* **Directions**: Will you extract the entries word for word? Images should not appear in the copy.
======
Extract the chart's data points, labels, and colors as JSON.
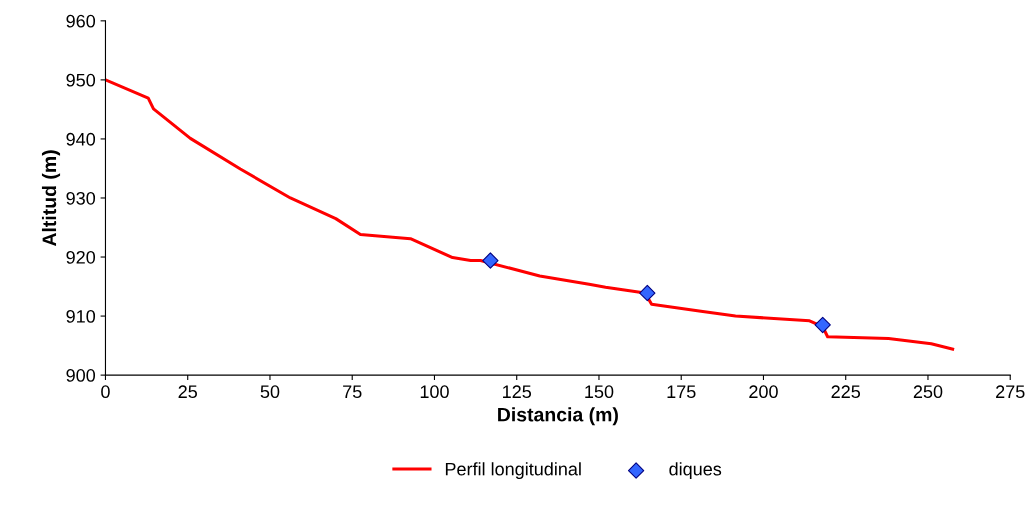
{
  "chart_data": {
    "type": "line",
    "xlabel": "Distancia (m)",
    "ylabel": "Altitud (m)",
    "xlim": [
      0,
      275
    ],
    "xticks": [
      0,
      25,
      50,
      75,
      100,
      125,
      150,
      175,
      200,
      225,
      250,
      275
    ],
    "ylim": [
      900,
      960
    ],
    "yticks": [
      900,
      910,
      920,
      930,
      940,
      950,
      960
    ],
    "grid": false,
    "legend": "bottom",
    "series": [
      {
        "name": "Perfil longitudinal",
        "color": "#ff0000",
        "marker": "none",
        "line_style": "solid",
        "x": [
          0,
          13,
          14.6,
          25.8,
          41,
          56.2,
          70,
          77.5,
          92.7,
          105.5,
          111,
          114,
          132,
          147,
          152,
          164,
          166,
          181,
          191.5,
          214,
          218,
          219.5,
          238,
          251,
          257.5
        ],
        "values": [
          950,
          946.9,
          945.1,
          940.1,
          934.9,
          930,
          926.5,
          923.8,
          923.1,
          919.9,
          919.4,
          919.4,
          916.8,
          915.4,
          914.9,
          913.9,
          912,
          910.8,
          910,
          909.2,
          908.2,
          906.5,
          906.2,
          905.3,
          904.4
        ]
      },
      {
        "name": "diques",
        "type": "scatter",
        "color": "#3366ff",
        "marker": "diamond",
        "x": [
          117,
          164.7,
          218
        ],
        "values": [
          919.4,
          913.9,
          908.5
        ]
      }
    ]
  }
}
======
* **Correct output**:
Extract the chart's data points, labels, and colors as JSON.
{
  "chart_data": {
    "type": "line",
    "xlabel": "Distancia (m)",
    "ylabel": "Altitud (m)",
    "xlim": [
      0,
      275
    ],
    "xticks": [
      0,
      25,
      50,
      75,
      100,
      125,
      150,
      175,
      200,
      225,
      250,
      275
    ],
    "ylim": [
      900,
      960
    ],
    "yticks": [
      900,
      910,
      920,
      930,
      940,
      950,
      960
    ],
    "grid": false,
    "legend": "bottom",
    "series": [
      {
        "name": "Perfil longitudinal",
        "color": "#ff0000",
        "marker": "none",
        "line_style": "solid",
        "x": [
          0,
          13,
          14.6,
          25.8,
          41,
          56.2,
          70,
          77.5,
          92.7,
          105.5,
          111,
          114,
          132,
          147,
          152,
          164,
          166,
          181,
          191.5,
          214,
          218,
          219.5,
          238,
          251,
          257.5
        ],
        "values": [
          950,
          946.9,
          945.1,
          940.1,
          934.9,
          930,
          926.5,
          923.8,
          923.1,
          919.9,
          919.4,
          919.4,
          916.8,
          915.4,
          914.9,
          913.9,
          912,
          910.8,
          910,
          909.2,
          908.2,
          906.5,
          906.2,
          905.3,
          904.4
        ]
      },
      {
        "name": "diques",
        "type": "scatter",
        "color": "#3366ff",
        "marker": "diamond",
        "x": [
          117,
          164.7,
          218
        ],
        "values": [
          919.4,
          913.9,
          908.5
        ]
      }
    ]
  }
}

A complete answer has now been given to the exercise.